**EXERCISE AIM:** Check every line of the entries for "colorbar", and copy the lines that hold it.

**Data records:**
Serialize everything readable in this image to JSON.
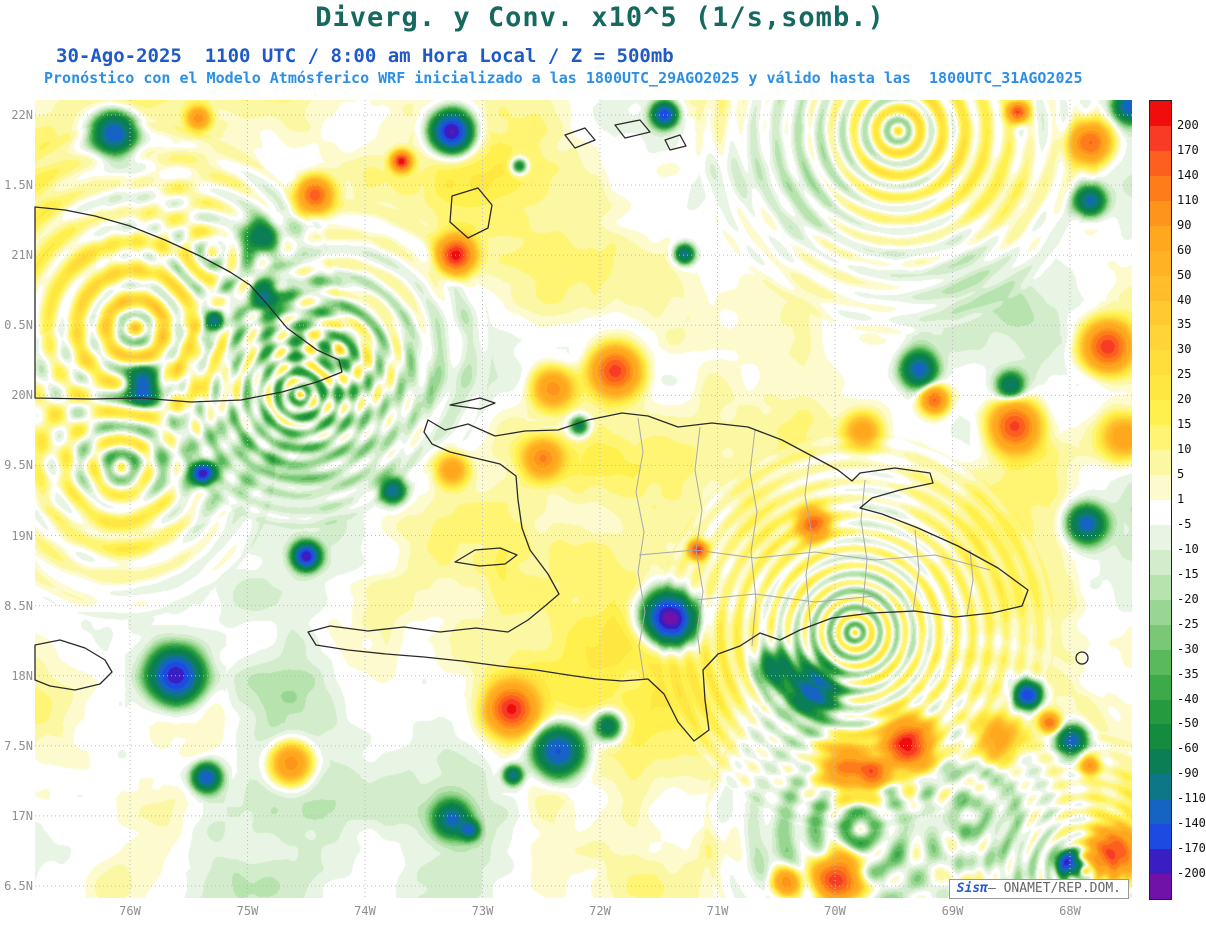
{
  "title": "Diverg. y Conv. x10^5 (1/s,somb.)",
  "subtitle_datetime": "30-Ago-2025  1100 UTC / 8:00 am Hora Local / Z = 500mb",
  "subtitle_model": "Pronóstico con el Modelo Atmósferico WRF inicializado a las 1800UTC_29AGO2025 y válido hasta las  1800UTC_31AGO2025",
  "watermark": {
    "brand": "Sisπ",
    "suffix": "– ONAMET/REP.DOM."
  },
  "colors": {
    "title": "#16695f",
    "subtitle_datetime": "#1f5ac8",
    "subtitle_model": "#2b8fe8",
    "watermark_brand": "#2657d8",
    "axis_label": "#8f8f8f"
  },
  "axes": {
    "lat_labels": [
      "22N",
      "1.5N",
      "21N",
      "0.5N",
      "20N",
      "9.5N",
      "19N",
      "8.5N",
      "18N",
      "7.5N",
      "17N",
      "6.5N"
    ],
    "lon_labels": [
      "76W",
      "75W",
      "74W",
      "73W",
      "72W",
      "71W",
      "70W",
      "69W",
      "68W"
    ]
  },
  "chart_data": {
    "type": "heatmap",
    "title": "Diverg. y Conv. x10^5 (1/s,somb.)",
    "field": "Divergence / Convergence x10^5 (1/s), shaded filled contours",
    "level": "Z = 500mb",
    "valid_time": "30-Ago-2025 1100 UTC / 8:00 am Hora Local",
    "model": "WRF",
    "initialized": "1800UTC_29AGO2025",
    "valid_until": "1800UTC_31AGO2025",
    "x_ticks_lon": [
      "76W",
      "75W",
      "74W",
      "73W",
      "72W",
      "71W",
      "70W",
      "69W",
      "68W"
    ],
    "y_ticks_lat": [
      "22N",
      "1.5N",
      "21N",
      "0.5N",
      "20N",
      "9.5N",
      "19N",
      "8.5N",
      "18N",
      "7.5N",
      "17N",
      "6.5N"
    ],
    "grid": true,
    "legend_position": "right-colorbar",
    "colorbar": {
      "levels": [
        200,
        170,
        140,
        110,
        90,
        60,
        50,
        40,
        35,
        30,
        25,
        20,
        15,
        10,
        5,
        1,
        -5,
        -10,
        -15,
        -20,
        -25,
        -30,
        -35,
        -40,
        -50,
        -60,
        -90,
        -110,
        -140,
        -170,
        -200
      ],
      "colors": [
        "#ef0d0d",
        "#f73b24",
        "#fc5f1e",
        "#fe7d1a",
        "#fe941c",
        "#ffa81e",
        "#ffb224",
        "#ffbd2a",
        "#ffc930",
        "#ffd436",
        "#ffde3b",
        "#ffe741",
        "#fff04d",
        "#fff573",
        "#fbf7a3",
        "#fdfbcd",
        "#ffffff",
        "#e9f5e4",
        "#d3edcc",
        "#b7e3ae",
        "#99d693",
        "#7ac877",
        "#5ab95c",
        "#3caa49",
        "#259a3f",
        "#148b3e",
        "#0b7e55",
        "#0d7787",
        "#1563c3",
        "#1d4be2",
        "#3a1ec2",
        "#7012a8"
      ]
    },
    "notes": "Filled-contour divergence/convergence field over the Hispaniola region; mostly weak divergence (pale yellow, 1 to 25) and weak convergence (light green, -5 to -25) with small intense convergence (blue) and divergence (orange/red) cores. Coastlines of eastern Cuba, Great Inagua, Turks & Caicos, Hispaniola, eastern Jamaica and Mona are overlaid, plus gray Dominican province boundaries."
  }
}
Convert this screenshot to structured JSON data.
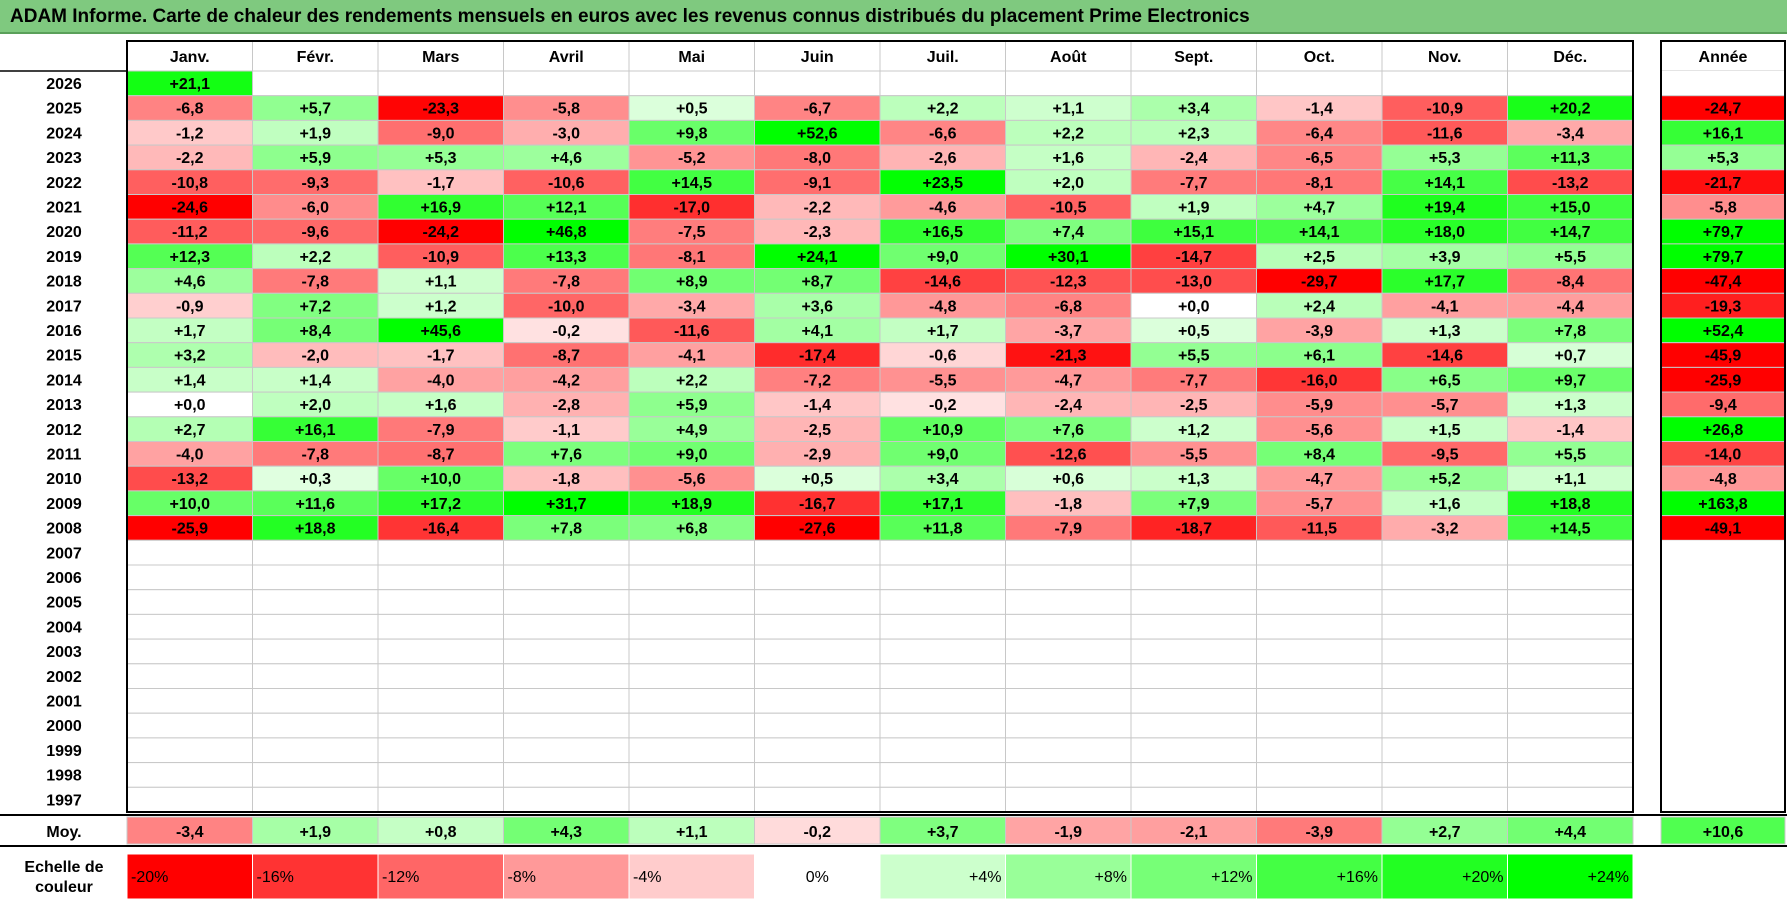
{
  "title": "ADAM Informe. Carte de chaleur des rendements mensuels en euros avec les revenus connus distribués du placement Prime Electronics",
  "chart_data": {
    "type": "heatmap",
    "months": [
      "Janv.",
      "Févr.",
      "Mars",
      "Avril",
      "Mai",
      "Juin",
      "Juil.",
      "Août",
      "Sept.",
      "Oct.",
      "Nov.",
      "Déc."
    ],
    "annual_header": "Année",
    "avg_label": "Moy.",
    "years": [
      {
        "year": "2026",
        "values": [
          "+21,1",
          "",
          "",
          "",
          "",
          "",
          "",
          "",
          "",
          "",
          "",
          ""
        ],
        "annual": ""
      },
      {
        "year": "2025",
        "values": [
          "-6,8",
          "+5,7",
          "-23,3",
          "-5,8",
          "+0,5",
          "-6,7",
          "+2,2",
          "+1,1",
          "+3,4",
          "-1,4",
          "-10,9",
          "+20,2"
        ],
        "annual": "-24,7"
      },
      {
        "year": "2024",
        "values": [
          "-1,2",
          "+1,9",
          "-9,0",
          "-3,0",
          "+9,8",
          "+52,6",
          "-6,6",
          "+2,2",
          "+2,3",
          "-6,4",
          "-11,6",
          "-3,4"
        ],
        "annual": "+16,1"
      },
      {
        "year": "2023",
        "values": [
          "-2,2",
          "+5,9",
          "+5,3",
          "+4,6",
          "-5,2",
          "-8,0",
          "-2,6",
          "+1,6",
          "-2,4",
          "-6,5",
          "+5,3",
          "+11,3"
        ],
        "annual": "+5,3"
      },
      {
        "year": "2022",
        "values": [
          "-10,8",
          "-9,3",
          "-1,7",
          "-10,6",
          "+14,5",
          "-9,1",
          "+23,5",
          "+2,0",
          "-7,7",
          "-8,1",
          "+14,1",
          "-13,2"
        ],
        "annual": "-21,7"
      },
      {
        "year": "2021",
        "values": [
          "-24,6",
          "-6,0",
          "+16,9",
          "+12,1",
          "-17,0",
          "-2,2",
          "-4,6",
          "-10,5",
          "+1,9",
          "+4,7",
          "+19,4",
          "+15,0"
        ],
        "annual": "-5,8"
      },
      {
        "year": "2020",
        "values": [
          "-11,2",
          "-9,6",
          "-24,2",
          "+46,8",
          "-7,5",
          "-2,3",
          "+16,5",
          "+7,4",
          "+15,1",
          "+14,1",
          "+18,0",
          "+14,7"
        ],
        "annual": "+79,7"
      },
      {
        "year": "2019",
        "values": [
          "+12,3",
          "+2,2",
          "-10,9",
          "+13,3",
          "-8,1",
          "+24,1",
          "+9,0",
          "+30,1",
          "-14,7",
          "+2,5",
          "+3,9",
          "+5,5"
        ],
        "annual": "+79,7"
      },
      {
        "year": "2018",
        "values": [
          "+4,6",
          "-7,8",
          "+1,1",
          "-7,8",
          "+8,9",
          "+8,7",
          "-14,6",
          "-12,3",
          "-13,0",
          "-29,7",
          "+17,7",
          "-8,4"
        ],
        "annual": "-47,4"
      },
      {
        "year": "2017",
        "values": [
          "-0,9",
          "+7,2",
          "+1,2",
          "-10,0",
          "-3,4",
          "+3,6",
          "-4,8",
          "-6,8",
          "+0,0",
          "+2,4",
          "-4,1",
          "-4,4"
        ],
        "annual": "-19,3"
      },
      {
        "year": "2016",
        "values": [
          "+1,7",
          "+8,4",
          "+45,6",
          "-0,2",
          "-11,6",
          "+4,1",
          "+1,7",
          "-3,7",
          "+0,5",
          "-3,9",
          "+1,3",
          "+7,8"
        ],
        "annual": "+52,4"
      },
      {
        "year": "2015",
        "values": [
          "+3,2",
          "-2,0",
          "-1,7",
          "-8,7",
          "-4,1",
          "-17,4",
          "-0,6",
          "-21,3",
          "+5,5",
          "+6,1",
          "-14,6",
          "+0,7"
        ],
        "annual": "-45,9"
      },
      {
        "year": "2014",
        "values": [
          "+1,4",
          "+1,4",
          "-4,0",
          "-4,2",
          "+2,2",
          "-7,2",
          "-5,5",
          "-4,7",
          "-7,7",
          "-16,0",
          "+6,5",
          "+9,7"
        ],
        "annual": "-25,9"
      },
      {
        "year": "2013",
        "values": [
          "+0,0",
          "+2,0",
          "+1,6",
          "-2,8",
          "+5,9",
          "-1,4",
          "-0,2",
          "-2,4",
          "-2,5",
          "-5,9",
          "-5,7",
          "+1,3"
        ],
        "annual": "-9,4"
      },
      {
        "year": "2012",
        "values": [
          "+2,7",
          "+16,1",
          "-7,9",
          "-1,1",
          "+4,9",
          "-2,5",
          "+10,9",
          "+7,6",
          "+1,2",
          "-5,6",
          "+1,5",
          "-1,4"
        ],
        "annual": "+26,8"
      },
      {
        "year": "2011",
        "values": [
          "-4,0",
          "-7,8",
          "-8,7",
          "+7,6",
          "+9,0",
          "-2,9",
          "+9,0",
          "-12,6",
          "-5,5",
          "+8,4",
          "-9,5",
          "+5,5"
        ],
        "annual": "-14,0"
      },
      {
        "year": "2010",
        "values": [
          "-13,2",
          "+0,3",
          "+10,0",
          "-1,8",
          "-5,6",
          "+0,5",
          "+3,4",
          "+0,6",
          "+1,3",
          "-4,7",
          "+5,2",
          "+1,1"
        ],
        "annual": "-4,8"
      },
      {
        "year": "2009",
        "values": [
          "+10,0",
          "+11,6",
          "+17,2",
          "+31,7",
          "+18,9",
          "-16,7",
          "+17,1",
          "-1,8",
          "+7,9",
          "-5,7",
          "+1,6",
          "+18,8"
        ],
        "annual": "+163,8"
      },
      {
        "year": "2008",
        "values": [
          "-25,9",
          "+18,8",
          "-16,4",
          "+7,8",
          "+6,8",
          "-27,6",
          "+11,8",
          "-7,9",
          "-18,7",
          "-11,5",
          "-3,2",
          "+14,5"
        ],
        "annual": "-49,1"
      },
      {
        "year": "2007",
        "values": [
          "",
          "",
          "",
          "",
          "",
          "",
          "",
          "",
          "",
          "",
          "",
          ""
        ],
        "annual": ""
      },
      {
        "year": "2006",
        "values": [
          "",
          "",
          "",
          "",
          "",
          "",
          "",
          "",
          "",
          "",
          "",
          ""
        ],
        "annual": ""
      },
      {
        "year": "2005",
        "values": [
          "",
          "",
          "",
          "",
          "",
          "",
          "",
          "",
          "",
          "",
          "",
          ""
        ],
        "annual": ""
      },
      {
        "year": "2004",
        "values": [
          "",
          "",
          "",
          "",
          "",
          "",
          "",
          "",
          "",
          "",
          "",
          ""
        ],
        "annual": ""
      },
      {
        "year": "2003",
        "values": [
          "",
          "",
          "",
          "",
          "",
          "",
          "",
          "",
          "",
          "",
          "",
          ""
        ],
        "annual": ""
      },
      {
        "year": "2002",
        "values": [
          "",
          "",
          "",
          "",
          "",
          "",
          "",
          "",
          "",
          "",
          "",
          ""
        ],
        "annual": ""
      },
      {
        "year": "2001",
        "values": [
          "",
          "",
          "",
          "",
          "",
          "",
          "",
          "",
          "",
          "",
          "",
          ""
        ],
        "annual": ""
      },
      {
        "year": "2000",
        "values": [
          "",
          "",
          "",
          "",
          "",
          "",
          "",
          "",
          "",
          "",
          "",
          ""
        ],
        "annual": ""
      },
      {
        "year": "1999",
        "values": [
          "",
          "",
          "",
          "",
          "",
          "",
          "",
          "",
          "",
          "",
          "",
          ""
        ],
        "annual": ""
      },
      {
        "year": "1998",
        "values": [
          "",
          "",
          "",
          "",
          "",
          "",
          "",
          "",
          "",
          "",
          "",
          ""
        ],
        "annual": ""
      },
      {
        "year": "1997",
        "values": [
          "",
          "",
          "",
          "",
          "",
          "",
          "",
          "",
          "",
          "",
          "",
          ""
        ],
        "annual": ""
      }
    ],
    "averages": [
      "-3,4",
      "+1,9",
      "+0,8",
      "+4,3",
      "+1,1",
      "-0,2",
      "+3,7",
      "-1,9",
      "-2,1",
      "-3,9",
      "+2,7",
      "+4,4"
    ],
    "annual_average": "+10,6",
    "scale": {
      "label_line1": "Echelle de",
      "label_line2": "couleur",
      "stops": [
        "-20%",
        "-16%",
        "-12%",
        "-8%",
        "-4%",
        "0%",
        "+4%",
        "+8%",
        "+12%",
        "+16%",
        "+20%",
        "+24%"
      ],
      "colors": [
        "#ff0000",
        "#ff3333",
        "#ff6666",
        "#ff9999",
        "#ffcccc",
        "#ffffff",
        "#ccffcc",
        "#99ff99",
        "#77ff77",
        "#44ff44",
        "#22ff22",
        "#00ff00"
      ]
    }
  }
}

**ANSWER FOR THE TASK:**
    "legend_position": "right-colorbar",
    "colorbar": {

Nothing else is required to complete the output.